__JOB__
Return every line below as is, leaving out the pictures.

__MATERIAL PROVIDED__
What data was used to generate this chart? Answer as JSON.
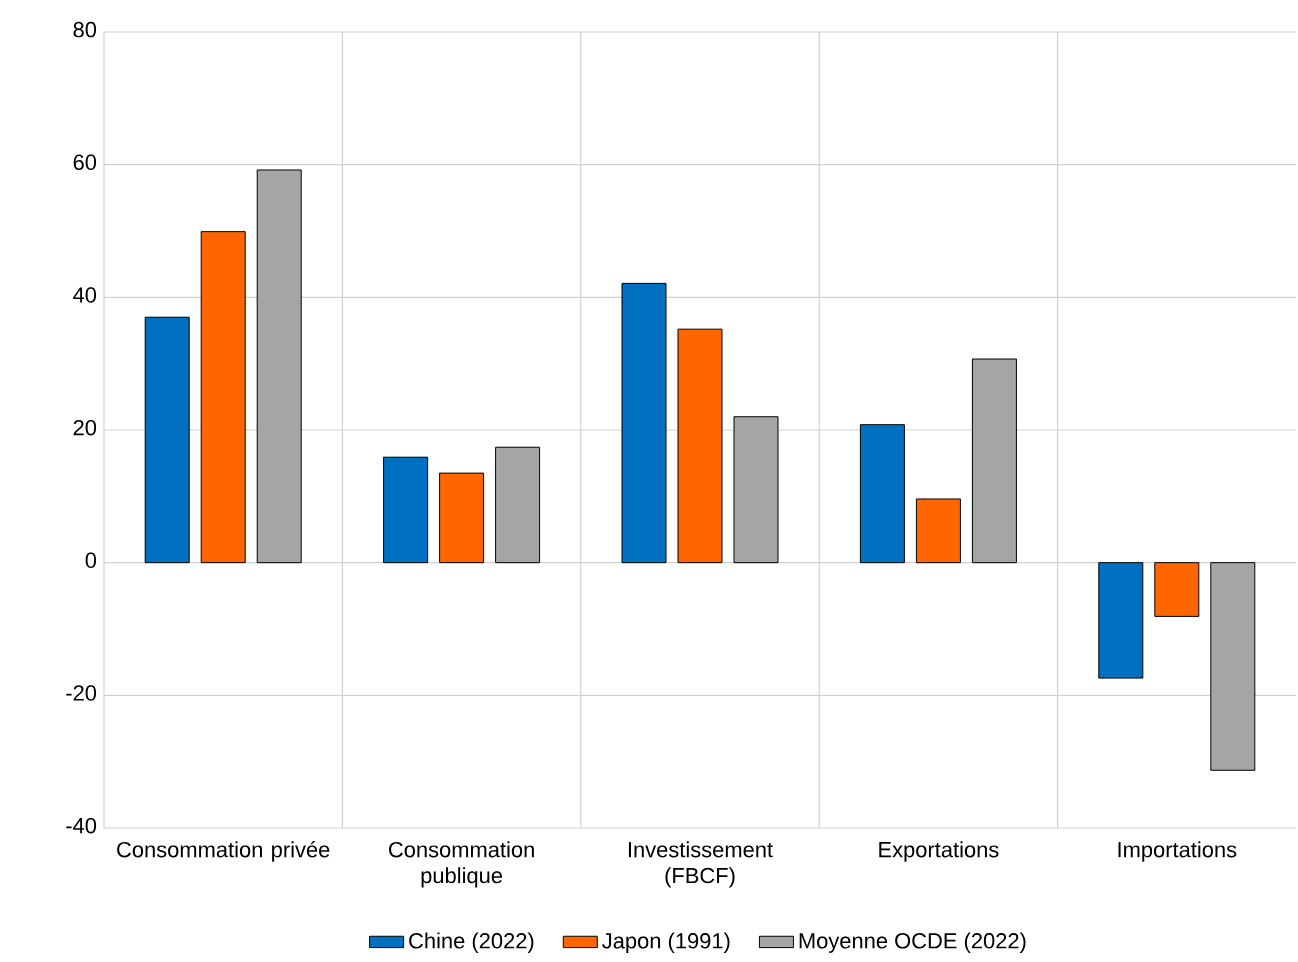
{
  "chart_data": {
    "type": "bar",
    "categories": [
      "Consommation privée",
      "Consommation publique",
      "Investissement (FBCF)",
      "Exportations",
      "Importations"
    ],
    "series": [
      {
        "name": "Chine (2022)",
        "color": "#0070c0",
        "values": [
          37.0,
          15.9,
          42.1,
          20.8,
          -17.4
        ]
      },
      {
        "name": "Japon (1991)",
        "color": "#ff6600",
        "values": [
          49.9,
          13.5,
          35.2,
          9.6,
          -8.1
        ]
      },
      {
        "name": "Moyenne OCDE (2022)",
        "color": "#a5a5a5",
        "values": [
          59.2,
          17.4,
          22.0,
          30.7,
          -31.3
        ]
      }
    ],
    "ylim": [
      -40,
      80
    ],
    "yticks": [
      -40,
      -20,
      0,
      20,
      40,
      60,
      80
    ],
    "grid": true,
    "legend": "bottom"
  }
}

__FINAL RESULT__
What data was used to generate this chart? Answer as JSON.
{
  "chart_data": {
    "type": "bar",
    "categories": [
      "Consommation privée",
      "Consommation publique",
      "Investissement (FBCF)",
      "Exportations",
      "Importations"
    ],
    "series": [
      {
        "name": "Chine (2022)",
        "color": "#0070c0",
        "values": [
          37.0,
          15.9,
          42.1,
          20.8,
          -17.4
        ]
      },
      {
        "name": "Japon (1991)",
        "color": "#ff6600",
        "values": [
          49.9,
          13.5,
          35.2,
          9.6,
          -8.1
        ]
      },
      {
        "name": "Moyenne OCDE (2022)",
        "color": "#a5a5a5",
        "values": [
          59.2,
          17.4,
          22.0,
          30.7,
          -31.3
        ]
      }
    ],
    "ylim": [
      -40,
      80
    ],
    "yticks": [
      -40,
      -20,
      0,
      20,
      40,
      60,
      80
    ],
    "grid": true,
    "legend": "bottom"
  }
}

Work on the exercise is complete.